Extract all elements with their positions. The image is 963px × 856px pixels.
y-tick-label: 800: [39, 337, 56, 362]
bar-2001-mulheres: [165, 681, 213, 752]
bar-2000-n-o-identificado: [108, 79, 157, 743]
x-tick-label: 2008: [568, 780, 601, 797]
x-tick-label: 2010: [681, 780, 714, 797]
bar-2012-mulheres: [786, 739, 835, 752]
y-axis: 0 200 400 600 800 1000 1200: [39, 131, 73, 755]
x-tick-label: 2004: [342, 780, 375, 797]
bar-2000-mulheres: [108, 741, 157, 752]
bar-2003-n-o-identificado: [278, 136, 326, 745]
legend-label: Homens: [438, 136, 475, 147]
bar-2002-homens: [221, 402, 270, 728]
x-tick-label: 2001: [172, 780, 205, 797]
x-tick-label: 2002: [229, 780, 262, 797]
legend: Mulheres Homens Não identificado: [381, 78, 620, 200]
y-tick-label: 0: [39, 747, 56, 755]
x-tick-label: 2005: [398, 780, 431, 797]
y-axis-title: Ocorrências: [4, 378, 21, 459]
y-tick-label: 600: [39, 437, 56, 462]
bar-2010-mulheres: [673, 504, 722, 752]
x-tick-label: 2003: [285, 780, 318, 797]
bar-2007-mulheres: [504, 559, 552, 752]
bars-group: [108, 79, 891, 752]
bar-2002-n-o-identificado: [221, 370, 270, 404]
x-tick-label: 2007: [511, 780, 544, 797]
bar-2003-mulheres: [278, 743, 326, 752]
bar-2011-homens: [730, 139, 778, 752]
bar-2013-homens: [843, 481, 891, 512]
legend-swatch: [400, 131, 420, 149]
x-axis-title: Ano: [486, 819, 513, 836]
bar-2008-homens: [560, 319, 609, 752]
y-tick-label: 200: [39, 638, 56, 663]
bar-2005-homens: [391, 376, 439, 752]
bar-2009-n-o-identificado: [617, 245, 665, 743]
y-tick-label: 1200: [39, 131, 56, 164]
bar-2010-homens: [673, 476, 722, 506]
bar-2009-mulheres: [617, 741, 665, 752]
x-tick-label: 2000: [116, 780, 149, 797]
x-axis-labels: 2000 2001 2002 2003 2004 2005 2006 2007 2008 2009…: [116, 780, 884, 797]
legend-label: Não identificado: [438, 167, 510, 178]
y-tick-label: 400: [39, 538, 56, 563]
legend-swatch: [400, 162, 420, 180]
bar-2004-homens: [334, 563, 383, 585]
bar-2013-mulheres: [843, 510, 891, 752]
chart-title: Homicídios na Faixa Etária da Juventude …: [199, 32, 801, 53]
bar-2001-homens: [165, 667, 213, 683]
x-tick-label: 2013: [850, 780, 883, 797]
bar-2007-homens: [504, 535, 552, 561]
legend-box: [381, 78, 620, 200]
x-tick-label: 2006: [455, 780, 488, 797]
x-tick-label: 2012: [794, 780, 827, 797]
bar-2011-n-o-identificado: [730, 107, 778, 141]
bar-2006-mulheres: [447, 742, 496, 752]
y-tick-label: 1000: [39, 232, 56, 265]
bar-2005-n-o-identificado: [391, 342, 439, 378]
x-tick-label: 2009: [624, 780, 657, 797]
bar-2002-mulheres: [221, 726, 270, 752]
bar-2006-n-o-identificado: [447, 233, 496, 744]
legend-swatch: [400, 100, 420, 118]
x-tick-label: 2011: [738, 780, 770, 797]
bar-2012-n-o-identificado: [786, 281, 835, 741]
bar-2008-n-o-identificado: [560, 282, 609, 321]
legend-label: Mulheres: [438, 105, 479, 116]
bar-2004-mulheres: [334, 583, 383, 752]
++++++++++++++++++++
[REQUEST] Convert everything from the first of the lines above down to the line containing "x-tick-label: 2001: [172, 780, 205, 797]", inclusive, into a JSON list of strings with one string per line and blank lines omitted.

[ANSWER TO THE PROBLEM]
[
  "Extract all elements with their positions. The image is 963px × 856px pixels.",
  "y-tick-label: 800: [39, 337, 56, 362]",
  "bar-2001-mulheres: [165, 681, 213, 752]",
  "bar-2000-n-o-identificado: [108, 79, 157, 743]",
  "x-tick-label: 2008: [568, 780, 601, 797]",
  "x-tick-label: 2010: [681, 780, 714, 797]",
  "bar-2012-mulheres: [786, 739, 835, 752]",
  "y-axis: 0 200 400 600 800 1000 1200: [39, 131, 73, 755]",
  "x-tick-label: 2004: [342, 780, 375, 797]",
  "bar-2000-mulheres: [108, 741, 157, 752]",
  "bar-2003-n-o-identificado: [278, 136, 326, 745]",
  "legend-label: Homens: [438, 136, 475, 147]",
  "bar-2002-homens: [221, 402, 270, 728]",
  "x-tick-label: 2001: [172, 780, 205, 797]"
]